___ MATERIAL SUPPLIED ___

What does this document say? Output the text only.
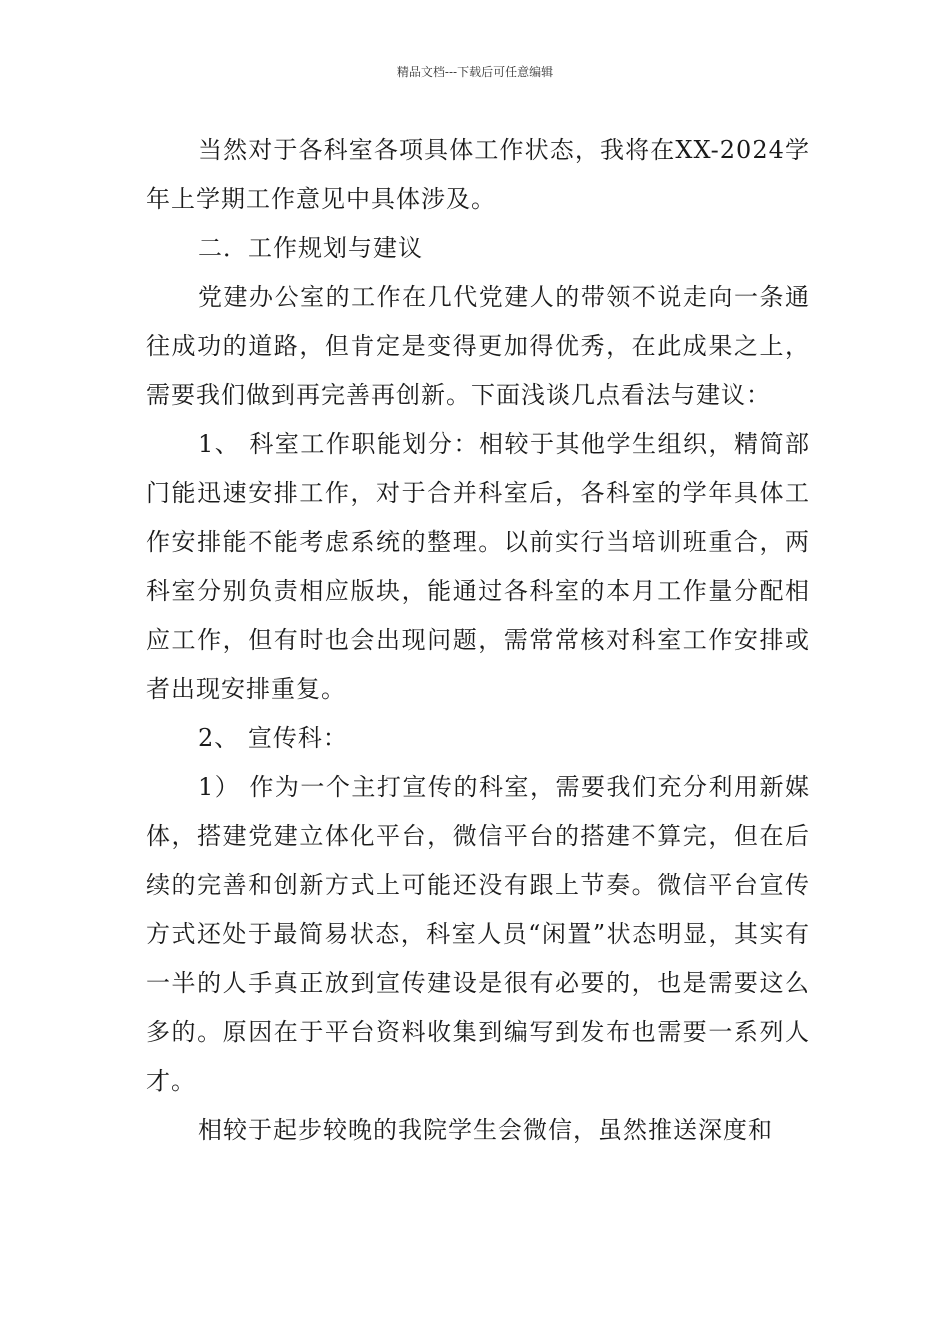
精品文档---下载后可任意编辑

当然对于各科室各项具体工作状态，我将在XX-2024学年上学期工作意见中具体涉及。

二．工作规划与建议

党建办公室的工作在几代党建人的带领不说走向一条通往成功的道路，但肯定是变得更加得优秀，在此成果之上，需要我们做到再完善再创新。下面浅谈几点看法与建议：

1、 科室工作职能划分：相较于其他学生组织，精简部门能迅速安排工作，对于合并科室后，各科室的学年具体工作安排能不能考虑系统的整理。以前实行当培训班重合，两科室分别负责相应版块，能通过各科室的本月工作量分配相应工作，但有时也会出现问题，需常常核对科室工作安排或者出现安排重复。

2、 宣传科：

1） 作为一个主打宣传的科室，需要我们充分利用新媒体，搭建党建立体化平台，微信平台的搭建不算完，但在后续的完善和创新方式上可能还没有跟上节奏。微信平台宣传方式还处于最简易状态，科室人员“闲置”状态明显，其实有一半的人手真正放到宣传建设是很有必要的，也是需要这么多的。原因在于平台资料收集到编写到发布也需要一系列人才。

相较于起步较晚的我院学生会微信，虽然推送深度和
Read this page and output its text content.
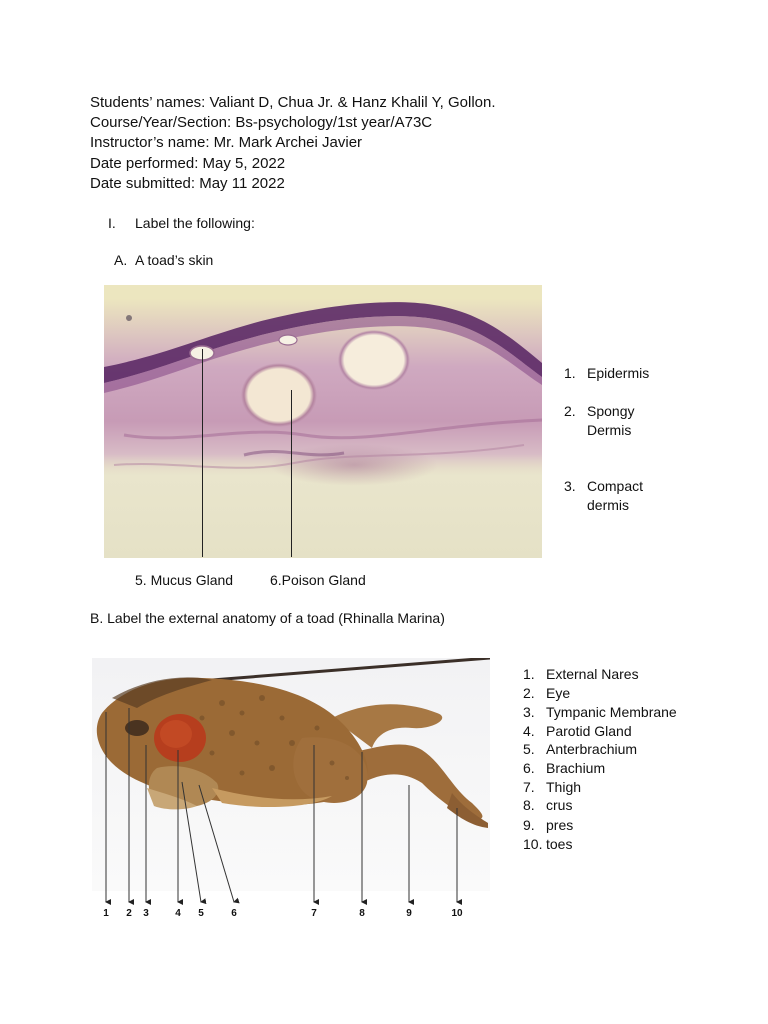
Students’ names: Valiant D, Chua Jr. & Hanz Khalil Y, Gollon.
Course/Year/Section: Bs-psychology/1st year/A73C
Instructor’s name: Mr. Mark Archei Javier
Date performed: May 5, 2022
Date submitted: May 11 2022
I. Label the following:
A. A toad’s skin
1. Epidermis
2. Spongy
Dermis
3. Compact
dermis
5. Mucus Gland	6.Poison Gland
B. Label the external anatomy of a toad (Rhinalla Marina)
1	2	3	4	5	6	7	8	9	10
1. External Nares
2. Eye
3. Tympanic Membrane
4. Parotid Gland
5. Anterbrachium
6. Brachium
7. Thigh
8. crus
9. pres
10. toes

___

EXERCISE TASK: Copy every entry exactly as written. Pictures are excluded.

EXERCISE SOLUTION:
What does this document say? Output the text only.
精品文档---下载后可任意编辑

当然对于各科室各项具体工作状态，我将在XX-2024学年上学期工作意见中具体涉及。

二．工作规划与建议

党建办公室的工作在几代党建人的带领不说走向一条通往成功的道路，但肯定是变得更加得优秀，在此成果之上，需要我们做到再完善再创新。下面浅谈几点看法与建议：

1、 科室工作职能划分：相较于其他学生组织，精简部门能迅速安排工作，对于合并科室后，各科室的学年具体工作安排能不能考虑系统的整理。以前实行当培训班重合，两科室分别负责相应版块，能通过各科室的本月工作量分配相应工作，但有时也会出现问题，需常常核对科室工作安排或者出现安排重复。

2、 宣传科：

1） 作为一个主打宣传的科室，需要我们充分利用新媒体，搭建党建立体化平台，微信平台的搭建不算完，但在后续的完善和创新方式上可能还没有跟上节奏。微信平台宣传方式还处于最简易状态，科室人员“闲置”状态明显，其实有一半的人手真正放到宣传建设是很有必要的，也是需要这么多的。原因在于平台资料收集到编写到发布也需要一系列人才。

相较于起步较晚的我院学生会微信，虽然推送深度和
Read this page and output its text content.
Students’ names: Valiant D, Chua Jr. & Hanz Khalil Y, Gollon.
Course/Year/Section: Bs-psychology/1st year/A73C
Instructor’s name: Mr. Mark Archei Javier
Date performed: May 5, 2022
Date submitted: May 11 2022
I. Label the following:
A. A toad’s skin
1. Epidermis
2. Spongy
Dermis
3. Compact
dermis
5. Mucus Gland	6.Poison Gland
B. Label the external anatomy of a toad (Rhinalla Marina)
1	2	3	4	5	6	7	8	9	10
1. External Nares
2. Eye
3. Tympanic Membrane
4. Parotid Gland
5. Anterbrachium
6. Brachium
7. Thigh
8. crus
9. pres
10. toes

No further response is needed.